• Short problem: Copy out all lines in the data below containing the string "komponente".

Dataset entries
^^^^^^^^

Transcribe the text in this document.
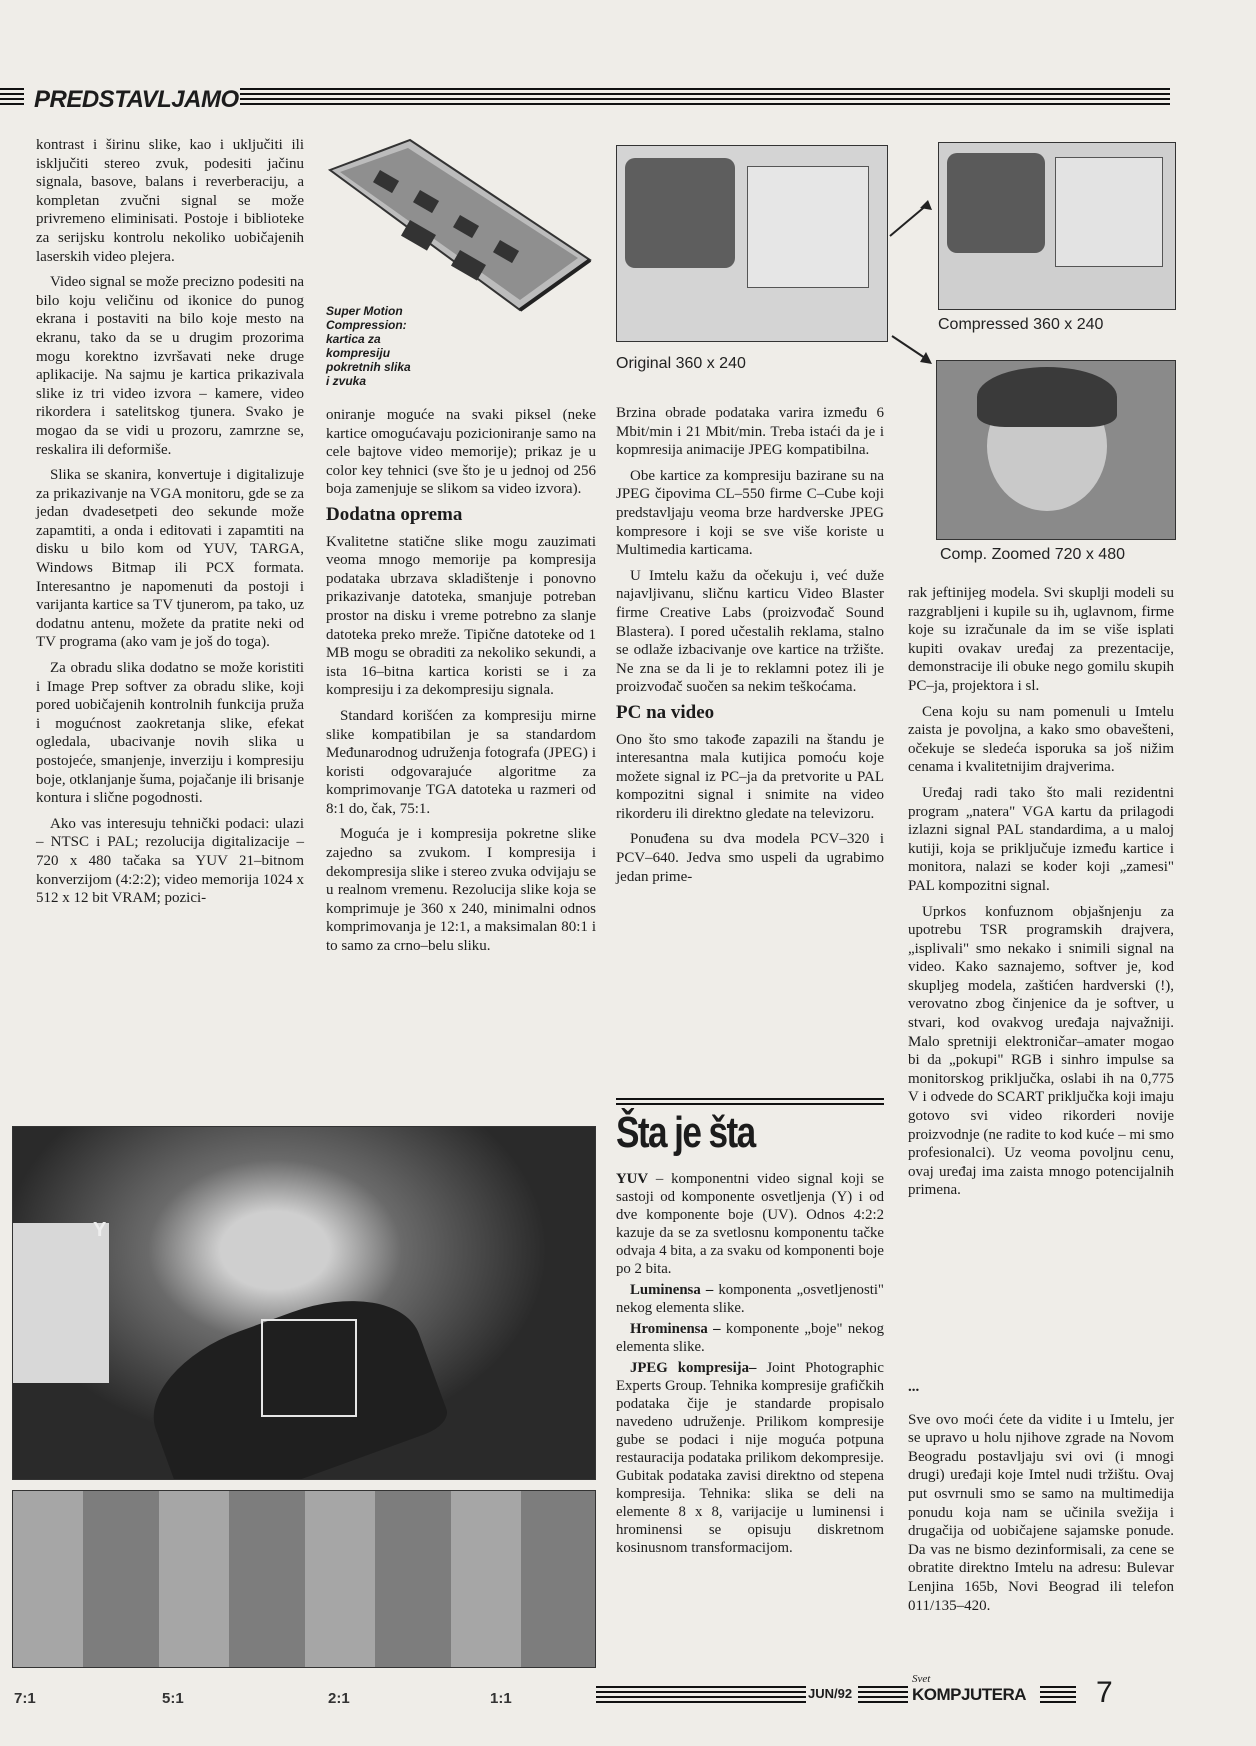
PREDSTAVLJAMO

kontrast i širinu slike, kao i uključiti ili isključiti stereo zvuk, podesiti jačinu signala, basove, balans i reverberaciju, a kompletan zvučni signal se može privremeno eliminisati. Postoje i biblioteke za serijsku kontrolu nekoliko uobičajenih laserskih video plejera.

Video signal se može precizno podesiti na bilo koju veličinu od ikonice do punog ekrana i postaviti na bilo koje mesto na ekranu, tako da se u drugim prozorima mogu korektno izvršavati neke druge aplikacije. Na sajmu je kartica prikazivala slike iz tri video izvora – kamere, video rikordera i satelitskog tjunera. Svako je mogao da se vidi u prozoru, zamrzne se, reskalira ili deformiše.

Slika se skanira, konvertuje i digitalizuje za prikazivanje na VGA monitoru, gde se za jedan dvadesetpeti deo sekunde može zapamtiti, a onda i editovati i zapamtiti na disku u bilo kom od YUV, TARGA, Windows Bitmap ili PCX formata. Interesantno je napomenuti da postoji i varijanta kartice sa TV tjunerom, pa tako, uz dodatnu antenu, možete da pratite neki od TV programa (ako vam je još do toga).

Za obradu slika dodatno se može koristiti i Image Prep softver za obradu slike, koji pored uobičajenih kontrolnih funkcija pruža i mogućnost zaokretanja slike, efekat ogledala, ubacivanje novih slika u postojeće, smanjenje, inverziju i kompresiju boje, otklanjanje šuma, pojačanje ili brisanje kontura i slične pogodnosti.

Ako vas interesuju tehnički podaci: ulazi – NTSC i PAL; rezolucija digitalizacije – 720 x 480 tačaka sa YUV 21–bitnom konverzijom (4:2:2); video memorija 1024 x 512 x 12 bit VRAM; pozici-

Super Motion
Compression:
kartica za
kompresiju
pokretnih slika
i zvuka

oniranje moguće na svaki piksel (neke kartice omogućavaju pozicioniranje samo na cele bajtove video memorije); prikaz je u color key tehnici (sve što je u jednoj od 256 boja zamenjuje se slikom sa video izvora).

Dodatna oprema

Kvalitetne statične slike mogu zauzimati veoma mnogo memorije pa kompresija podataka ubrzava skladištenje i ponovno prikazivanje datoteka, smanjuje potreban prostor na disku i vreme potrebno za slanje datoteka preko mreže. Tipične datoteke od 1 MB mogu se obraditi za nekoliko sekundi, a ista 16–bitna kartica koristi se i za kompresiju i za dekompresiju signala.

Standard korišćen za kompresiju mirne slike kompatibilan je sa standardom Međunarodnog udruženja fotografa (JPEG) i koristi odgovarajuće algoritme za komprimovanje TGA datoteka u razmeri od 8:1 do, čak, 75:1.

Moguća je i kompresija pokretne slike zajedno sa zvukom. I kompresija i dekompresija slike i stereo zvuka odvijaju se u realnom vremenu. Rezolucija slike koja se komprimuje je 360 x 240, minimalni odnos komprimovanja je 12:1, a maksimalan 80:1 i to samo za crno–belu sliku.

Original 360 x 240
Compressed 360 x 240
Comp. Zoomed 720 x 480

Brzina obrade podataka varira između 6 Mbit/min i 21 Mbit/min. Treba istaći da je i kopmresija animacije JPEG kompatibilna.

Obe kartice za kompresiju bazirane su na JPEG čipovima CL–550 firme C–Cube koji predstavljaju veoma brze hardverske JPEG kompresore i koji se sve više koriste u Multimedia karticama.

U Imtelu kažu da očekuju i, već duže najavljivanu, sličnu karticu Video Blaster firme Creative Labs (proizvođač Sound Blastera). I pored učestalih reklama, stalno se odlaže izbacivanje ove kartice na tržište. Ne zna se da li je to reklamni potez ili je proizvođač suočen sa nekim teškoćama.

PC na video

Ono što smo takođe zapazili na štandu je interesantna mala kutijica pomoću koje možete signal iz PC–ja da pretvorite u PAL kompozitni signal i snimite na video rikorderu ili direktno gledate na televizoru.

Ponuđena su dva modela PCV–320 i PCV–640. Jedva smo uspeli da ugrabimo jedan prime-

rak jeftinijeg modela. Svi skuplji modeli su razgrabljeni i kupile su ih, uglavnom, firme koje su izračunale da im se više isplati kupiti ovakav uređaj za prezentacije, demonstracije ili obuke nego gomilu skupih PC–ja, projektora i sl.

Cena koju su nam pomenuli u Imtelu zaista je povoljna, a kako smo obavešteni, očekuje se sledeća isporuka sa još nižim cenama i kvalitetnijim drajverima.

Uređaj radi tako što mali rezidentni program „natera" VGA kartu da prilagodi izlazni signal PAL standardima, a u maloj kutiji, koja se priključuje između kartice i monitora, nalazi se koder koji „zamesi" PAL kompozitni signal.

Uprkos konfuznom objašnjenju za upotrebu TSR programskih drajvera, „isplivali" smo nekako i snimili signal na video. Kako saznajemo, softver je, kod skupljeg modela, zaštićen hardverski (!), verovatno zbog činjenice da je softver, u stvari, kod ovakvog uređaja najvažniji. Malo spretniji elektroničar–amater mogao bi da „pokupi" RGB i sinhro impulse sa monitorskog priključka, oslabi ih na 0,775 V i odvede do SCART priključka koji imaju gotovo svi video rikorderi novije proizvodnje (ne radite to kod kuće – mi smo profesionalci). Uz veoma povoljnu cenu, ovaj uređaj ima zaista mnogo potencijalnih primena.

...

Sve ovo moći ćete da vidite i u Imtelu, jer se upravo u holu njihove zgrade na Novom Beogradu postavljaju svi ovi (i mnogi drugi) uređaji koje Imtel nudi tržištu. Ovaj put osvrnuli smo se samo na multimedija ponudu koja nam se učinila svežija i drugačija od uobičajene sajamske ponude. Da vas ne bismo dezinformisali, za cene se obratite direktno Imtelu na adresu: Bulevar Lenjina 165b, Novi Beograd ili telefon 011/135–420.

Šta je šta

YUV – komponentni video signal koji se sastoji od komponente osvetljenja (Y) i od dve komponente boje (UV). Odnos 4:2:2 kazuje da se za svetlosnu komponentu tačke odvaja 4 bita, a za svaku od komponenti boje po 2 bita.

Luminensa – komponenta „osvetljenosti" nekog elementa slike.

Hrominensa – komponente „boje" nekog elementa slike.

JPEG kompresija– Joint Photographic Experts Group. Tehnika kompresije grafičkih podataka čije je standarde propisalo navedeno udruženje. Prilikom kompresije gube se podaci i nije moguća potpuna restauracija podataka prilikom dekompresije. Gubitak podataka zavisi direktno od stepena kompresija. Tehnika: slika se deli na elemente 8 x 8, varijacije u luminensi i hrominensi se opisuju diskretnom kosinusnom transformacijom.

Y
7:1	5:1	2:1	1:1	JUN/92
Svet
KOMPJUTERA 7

^^^^^^^^

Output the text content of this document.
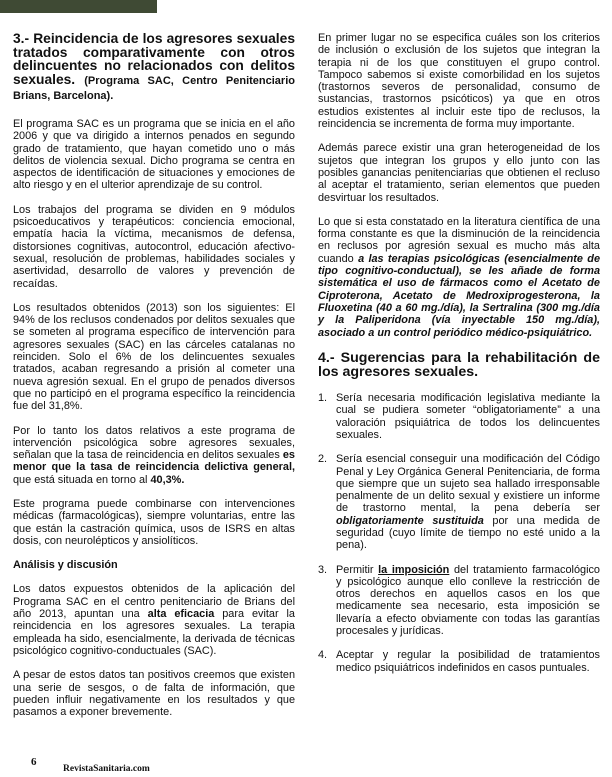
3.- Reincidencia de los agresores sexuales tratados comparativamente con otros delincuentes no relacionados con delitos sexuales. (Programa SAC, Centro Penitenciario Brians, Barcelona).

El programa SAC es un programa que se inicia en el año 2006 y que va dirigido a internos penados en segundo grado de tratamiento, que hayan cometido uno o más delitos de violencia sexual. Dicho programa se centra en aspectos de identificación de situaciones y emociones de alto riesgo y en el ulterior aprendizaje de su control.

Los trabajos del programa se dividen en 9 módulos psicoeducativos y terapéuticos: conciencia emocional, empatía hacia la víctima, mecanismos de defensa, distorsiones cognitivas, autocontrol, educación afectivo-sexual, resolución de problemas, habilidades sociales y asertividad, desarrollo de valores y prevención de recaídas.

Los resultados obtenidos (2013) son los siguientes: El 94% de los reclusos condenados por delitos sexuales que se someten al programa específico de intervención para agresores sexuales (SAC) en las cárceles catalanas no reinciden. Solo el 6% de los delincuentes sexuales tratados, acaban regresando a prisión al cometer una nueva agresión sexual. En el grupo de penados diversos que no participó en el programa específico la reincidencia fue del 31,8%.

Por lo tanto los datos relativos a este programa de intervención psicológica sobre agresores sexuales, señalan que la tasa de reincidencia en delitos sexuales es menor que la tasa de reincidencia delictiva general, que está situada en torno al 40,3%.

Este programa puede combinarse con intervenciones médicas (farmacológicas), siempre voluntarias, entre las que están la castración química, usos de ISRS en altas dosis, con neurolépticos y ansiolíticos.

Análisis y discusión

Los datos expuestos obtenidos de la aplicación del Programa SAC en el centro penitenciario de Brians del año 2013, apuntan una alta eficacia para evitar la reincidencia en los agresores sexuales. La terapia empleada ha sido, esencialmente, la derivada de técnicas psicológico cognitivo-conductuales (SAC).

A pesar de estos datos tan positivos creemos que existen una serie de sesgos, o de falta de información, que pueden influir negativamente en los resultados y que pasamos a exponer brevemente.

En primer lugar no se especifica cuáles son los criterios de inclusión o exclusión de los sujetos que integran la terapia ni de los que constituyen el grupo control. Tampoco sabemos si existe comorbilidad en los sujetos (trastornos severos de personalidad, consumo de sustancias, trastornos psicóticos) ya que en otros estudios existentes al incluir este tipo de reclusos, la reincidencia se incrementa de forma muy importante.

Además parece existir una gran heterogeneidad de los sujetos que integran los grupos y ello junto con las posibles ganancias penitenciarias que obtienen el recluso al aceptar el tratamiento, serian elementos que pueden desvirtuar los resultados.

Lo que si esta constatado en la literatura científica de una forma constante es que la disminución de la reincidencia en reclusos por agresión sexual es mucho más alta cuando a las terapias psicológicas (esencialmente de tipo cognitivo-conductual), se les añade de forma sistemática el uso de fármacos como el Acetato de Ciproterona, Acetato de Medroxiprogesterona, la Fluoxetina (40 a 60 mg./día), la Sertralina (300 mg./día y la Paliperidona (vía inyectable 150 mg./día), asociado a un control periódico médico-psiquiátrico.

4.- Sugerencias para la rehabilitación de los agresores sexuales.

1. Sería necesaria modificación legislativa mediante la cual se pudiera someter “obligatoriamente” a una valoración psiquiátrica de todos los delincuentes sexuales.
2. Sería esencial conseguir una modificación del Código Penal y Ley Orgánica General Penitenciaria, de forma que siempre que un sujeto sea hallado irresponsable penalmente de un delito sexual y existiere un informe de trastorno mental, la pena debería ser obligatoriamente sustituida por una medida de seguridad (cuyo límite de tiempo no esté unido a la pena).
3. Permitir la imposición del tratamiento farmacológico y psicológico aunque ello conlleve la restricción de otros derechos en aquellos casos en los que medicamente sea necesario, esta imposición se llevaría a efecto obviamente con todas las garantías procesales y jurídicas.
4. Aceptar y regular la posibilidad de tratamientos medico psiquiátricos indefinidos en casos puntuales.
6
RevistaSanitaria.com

^^^^^^^^

• Output of the task:
YUV – komponentni video signal koji se sastoji od komponente osvetljenja (Y) i od dve komponente boje (UV). Odnos 4:2:2 kazuje da se za svetlosnu komponentu tačke odvaja 4 bita, a za svaku od komponenti boje po 2 bita.
Hrominensa – komponente „boje" nekog elementa slike.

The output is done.